Stored items from a collection:
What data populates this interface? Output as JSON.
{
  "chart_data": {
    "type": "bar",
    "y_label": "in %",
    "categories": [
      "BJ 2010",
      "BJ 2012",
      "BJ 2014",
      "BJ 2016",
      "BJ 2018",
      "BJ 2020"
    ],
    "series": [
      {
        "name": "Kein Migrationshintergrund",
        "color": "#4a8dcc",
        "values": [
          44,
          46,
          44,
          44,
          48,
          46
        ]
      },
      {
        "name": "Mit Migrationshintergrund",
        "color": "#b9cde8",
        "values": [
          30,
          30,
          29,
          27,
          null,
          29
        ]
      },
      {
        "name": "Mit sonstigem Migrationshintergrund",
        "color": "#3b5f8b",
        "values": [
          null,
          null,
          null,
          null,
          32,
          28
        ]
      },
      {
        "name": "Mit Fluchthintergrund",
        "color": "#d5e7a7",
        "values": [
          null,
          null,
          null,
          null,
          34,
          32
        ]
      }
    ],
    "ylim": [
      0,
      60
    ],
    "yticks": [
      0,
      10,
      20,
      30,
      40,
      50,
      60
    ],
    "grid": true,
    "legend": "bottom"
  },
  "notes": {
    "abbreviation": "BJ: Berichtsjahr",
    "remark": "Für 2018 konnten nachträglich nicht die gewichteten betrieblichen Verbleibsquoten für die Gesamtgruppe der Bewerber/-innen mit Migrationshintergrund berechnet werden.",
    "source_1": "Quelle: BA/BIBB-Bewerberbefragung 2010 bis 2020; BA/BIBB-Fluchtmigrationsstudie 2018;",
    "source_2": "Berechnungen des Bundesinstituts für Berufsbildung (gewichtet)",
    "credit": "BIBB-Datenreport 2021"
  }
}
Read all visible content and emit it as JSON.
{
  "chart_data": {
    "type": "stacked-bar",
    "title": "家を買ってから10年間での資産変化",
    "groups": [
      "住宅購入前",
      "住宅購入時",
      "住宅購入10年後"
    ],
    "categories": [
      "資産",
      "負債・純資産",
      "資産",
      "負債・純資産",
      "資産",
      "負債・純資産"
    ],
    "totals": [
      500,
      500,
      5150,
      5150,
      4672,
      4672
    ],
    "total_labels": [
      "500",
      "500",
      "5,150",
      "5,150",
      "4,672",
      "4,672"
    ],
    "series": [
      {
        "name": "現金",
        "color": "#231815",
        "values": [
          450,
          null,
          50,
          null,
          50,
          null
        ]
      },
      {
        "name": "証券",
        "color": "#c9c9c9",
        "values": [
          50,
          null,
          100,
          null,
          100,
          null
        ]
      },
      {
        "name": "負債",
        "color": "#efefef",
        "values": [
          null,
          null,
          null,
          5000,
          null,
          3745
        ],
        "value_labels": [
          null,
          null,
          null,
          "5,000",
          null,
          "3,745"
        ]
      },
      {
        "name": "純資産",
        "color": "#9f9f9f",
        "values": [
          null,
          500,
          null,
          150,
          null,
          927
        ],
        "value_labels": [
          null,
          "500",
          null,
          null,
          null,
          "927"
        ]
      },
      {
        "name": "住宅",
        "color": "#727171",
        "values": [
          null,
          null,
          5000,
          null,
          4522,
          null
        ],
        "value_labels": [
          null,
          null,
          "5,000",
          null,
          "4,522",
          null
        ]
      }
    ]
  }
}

→ What to do
Repeat each of the entries above precisely as given.

→ Answer to this problem
What data populates this interface? Output as JSON.
{
  "chart_data": {
    "type": "bar",
    "y_label": "in %",
    "categories": [
      "BJ 2010",
      "BJ 2012",
      "BJ 2014",
      "BJ 2016",
      "BJ 2018",
      "BJ 2020"
    ],
    "series": [
      {
        "name": "Kein Migrationshintergrund",
        "color": "#4a8dcc",
        "values": [
          44,
          46,
          44,
          44,
          48,
          46
        ]
      },
      {
        "name": "Mit Migrationshintergrund",
        "color": "#b9cde8",
        "values": [
          30,
          30,
          29,
          27,
          null,
          29
        ]
      },
      {
        "name": "Mit sonstigem Migrationshintergrund",
        "color": "#3b5f8b",
        "values": [
          null,
          null,
          null,
          null,
          32,
          28
        ]
      },
      {
        "name": "Mit Fluchthintergrund",
        "color": "#d5e7a7",
        "values": [
          null,
          null,
          null,
          null,
          34,
          32
        ]
      }
    ],
    "ylim": [
      0,
      60
    ],
    "yticks": [
      0,
      10,
      20,
      30,
      40,
      50,
      60
    ],
    "grid": true,
    "legend": "bottom"
  },
  "notes": {
    "abbreviation": "BJ: Berichtsjahr",
    "remark": "Für 2018 konnten nachträglich nicht die gewichteten betrieblichen Verbleibsquoten für die Gesamtgruppe der Bewerber/-innen mit Migrationshintergrund berechnet werden.",
    "source_1": "Quelle: BA/BIBB-Bewerberbefragung 2010 bis 2020; BA/BIBB-Fluchtmigrationsstudie 2018;",
    "source_2": "Berechnungen des Bundesinstituts für Berufsbildung (gewichtet)",
    "credit": "BIBB-Datenreport 2021"
  }
}
Read all visible content and emit it as JSON.
{
  "chart_data": {
    "type": "stacked-bar",
    "title": "家を買ってから10年間での資産変化",
    "groups": [
      "住宅購入前",
      "住宅購入時",
      "住宅購入10年後"
    ],
    "categories": [
      "資産",
      "負債・純資産",
      "資産",
      "負債・純資産",
      "資産",
      "負債・純資産"
    ],
    "totals": [
      500,
      500,
      5150,
      5150,
      4672,
      4672
    ],
    "total_labels": [
      "500",
      "500",
      "5,150",
      "5,150",
      "4,672",
      "4,672"
    ],
    "series": [
      {
        "name": "現金",
        "color": "#231815",
        "values": [
          450,
          null,
          50,
          null,
          50,
          null
        ]
      },
      {
        "name": "証券",
        "color": "#c9c9c9",
        "values": [
          50,
          null,
          100,
          null,
          100,
          null
        ]
      },
      {
        "name": "負債",
        "color": "#efefef",
        "values": [
          null,
          null,
          null,
          5000,
          null,
          3745
        ],
        "value_labels": [
          null,
          null,
          null,
          "5,000",
          null,
          "3,745"
        ]
      },
      {
        "name": "純資産",
        "color": "#9f9f9f",
        "values": [
          null,
          500,
          null,
          150,
          null,
          927
        ],
        "value_labels": [
          null,
          "500",
          null,
          null,
          null,
          "927"
        ]
      },
      {
        "name": "住宅",
        "color": "#727171",
        "values": [
          null,
          null,
          5000,
          null,
          4522,
          null
        ],
        "value_labels": [
          null,
          null,
          "5,000",
          null,
          "4,522",
          null
        ]
      }
    ]
  }
}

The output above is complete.